* _Exercise requirements_
Can you transcribe every line exactly and leave the pictures behind?

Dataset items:
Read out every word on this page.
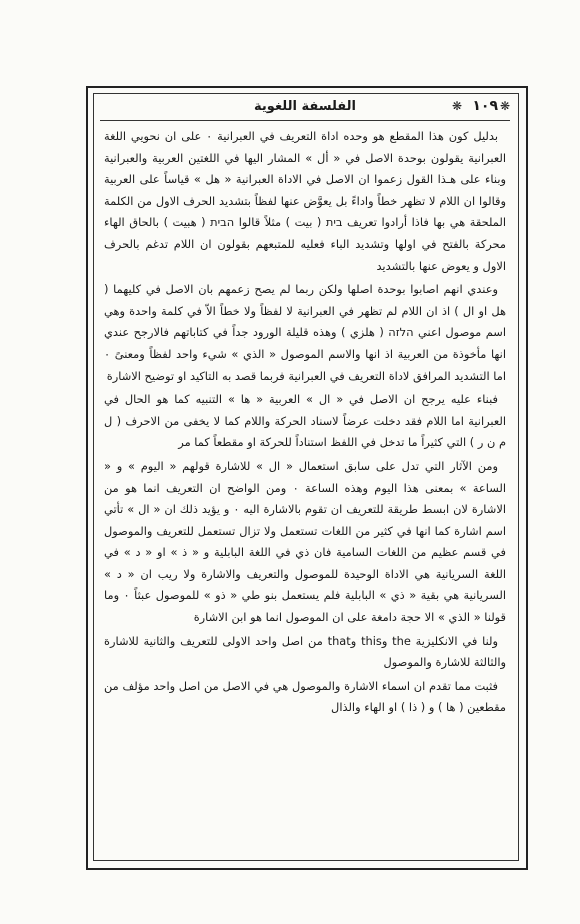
١٠٩ ❋
❋
الفلسفة اللغوية

بدليل كون هذا المقطع هو وحده اداة التعريف في العبرانية ٠ على ان نحويي اللغة العبرانية يقولون بوحدة الاصل في « أل » المشار اليها في اللغتين العربية والعبرانية وبناء على هـذا القول زعموا ان الاصل في الاداة العبرانية « هل » قياساً على العربية وقالوا ان اللام لا تظهر خطاً واداءً بل يعوَّض عنها لفظاً بتشديد الحرف الاول من الكلمة الملحقة هي بها فاذا أرادوا تعريف בית ( بيت ) مثلاً قالوا הבית ( هبيت ) بالحاق الهاء محركة بالفتح في اولها وتشديد الباء فعليه للمتبعهم بقولون ان اللام تدغم بالحرف الاول و يعوض عنها بالتشديد

وعندي انهم اصابوا بوحدة اصلها ولكن ربما لم يصح زعمهم بان الاصل في كليهما ( هل او ال ) اذ ان اللام لم تظهر في العبرانية لا لفظاً ولا خطاً الاّ في كلمة واحدة وهي اسم موصول اعني הלזה ( هلزي ) وهذه قليلة الورود جداً في كتاباتهم فالارجح عندي انها مأخوذة من العربية اذ انها والاسم الموصول « الذي » شيء واحد لفظاً ومعنىً ٠ اما التشديد المرافق لاداة التعريف في العبرانية فربما قصد به التاكيد او توضيح الاشارة

فبناء عليه يرجح ان الاصل في « ال » العربية « ها » التنبيه كما هو الحال في العبرانية اما اللام فقد دخلت عرضاً لاسناد الحركة واللام كما لا يخفى من الاحرف ( ل م ن ر ) التي كثيراً ما تدخل في اللفظ استناداً للحركة او مقطعاً كما مر

ومن الآثار التي تدل على سابق استعمال « ال » للاشارة قولهم « اليوم » و « الساعة » بمعنى هذا اليوم وهذه الساعة ٠ ومن الواضح ان التعريف انما هو من الاشارة لان ابسط طريقة للتعريف ان تقوم بالاشارة اليه ٠ و يؤيد ذلك ان « ال » تأتي اسم اشارة كما انها في كثير من اللغات تستعمل ولا تزال تستعمل للتعريف والموصول في قسم عظيم من اللغات السامية فان ذي في اللغة البابلية و « ذ » او « د » في اللغة السريانية هي الاداة الوحيدة للموصول والتعريف والاشارة ولا ريب ان « د » السريانية هي بقية « ذي » البابلية فلم يستعمل بنو طي « ذو » للموصول عبثاً ٠ وما قولنا « الذي » الا حجة دامغة على ان الموصول انما هو ابن الاشارة

ولنا في الانكليزية the وthis وthat من اصل واحد الاولى للتعريف والثانية للاشارة والثالثة للاشارة والموصول

فثبت مما تقدم ان اسماء الاشارة والموصول هي في الاصل من اصل واحد مؤلف من مقطعين ( ها ) و ( ذا ) او الهاء والذال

* _Output for this task_
Read out every word on this page.
١٠٩ ❋
❋
الفلسفة اللغوية

بدليل كون هذا المقطع هو وحده اداة التعريف في العبرانية ٠ على ان نحويي اللغة العبرانية يقولون بوحدة الاصل في « أل » المشار اليها في اللغتين العربية والعبرانية وبناء على هـذا القول زعموا ان الاصل في الاداة العبرانية « هل » قياساً على العربية وقالوا ان اللام لا تظهر خطاً واداءً بل يعوَّض عنها لفظاً بتشديد الحرف الاول من الكلمة الملحقة هي بها فاذا أرادوا تعريف בית ( بيت ) مثلاً قالوا הבית ( هبيت ) بالحاق الهاء محركة بالفتح في اولها وتشديد الباء فعليه للمتبعهم بقولون ان اللام تدغم بالحرف الاول و يعوض عنها بالتشديد

وعندي انهم اصابوا بوحدة اصلها ولكن ربما لم يصح زعمهم بان الاصل في كليهما ( هل او ال ) اذ ان اللام لم تظهر في العبرانية لا لفظاً ولا خطاً الاّ في كلمة واحدة وهي اسم موصول اعني הלזה ( هلزي ) وهذه قليلة الورود جداً في كتاباتهم فالارجح عندي انها مأخوذة من العربية اذ انها والاسم الموصول « الذي » شيء واحد لفظاً ومعنىً ٠ اما التشديد المرافق لاداة التعريف في العبرانية فربما قصد به التاكيد او توضيح الاشارة

فبناء عليه يرجح ان الاصل في « ال » العربية « ها » التنبيه كما هو الحال في العبرانية اما اللام فقد دخلت عرضاً لاسناد الحركة واللام كما لا يخفى من الاحرف ( ل م ن ر ) التي كثيراً ما تدخل في اللفظ استناداً للحركة او مقطعاً كما مر

ومن الآثار التي تدل على سابق استعمال « ال » للاشارة قولهم « اليوم » و « الساعة » بمعنى هذا اليوم وهذه الساعة ٠ ومن الواضح ان التعريف انما هو من الاشارة لان ابسط طريقة للتعريف ان تقوم بالاشارة اليه ٠ و يؤيد ذلك ان « ال » تأتي اسم اشارة كما انها في كثير من اللغات تستعمل ولا تزال تستعمل للتعريف والموصول في قسم عظيم من اللغات السامية فان ذي في اللغة البابلية و « ذ » او « د » في اللغة السريانية هي الاداة الوحيدة للموصول والتعريف والاشارة ولا ريب ان « د » السريانية هي بقية « ذي » البابلية فلم يستعمل بنو طي « ذو » للموصول عبثاً ٠ وما قولنا « الذي » الا حجة دامغة على ان الموصول انما هو ابن الاشارة

ولنا في الانكليزية the وthis وthat من اصل واحد الاولى للتعريف والثانية للاشارة والثالثة للاشارة والموصول

فثبت مما تقدم ان اسماء الاشارة والموصول هي في الاصل من اصل واحد مؤلف من مقطعين ( ها ) و ( ذا ) او الهاء والذال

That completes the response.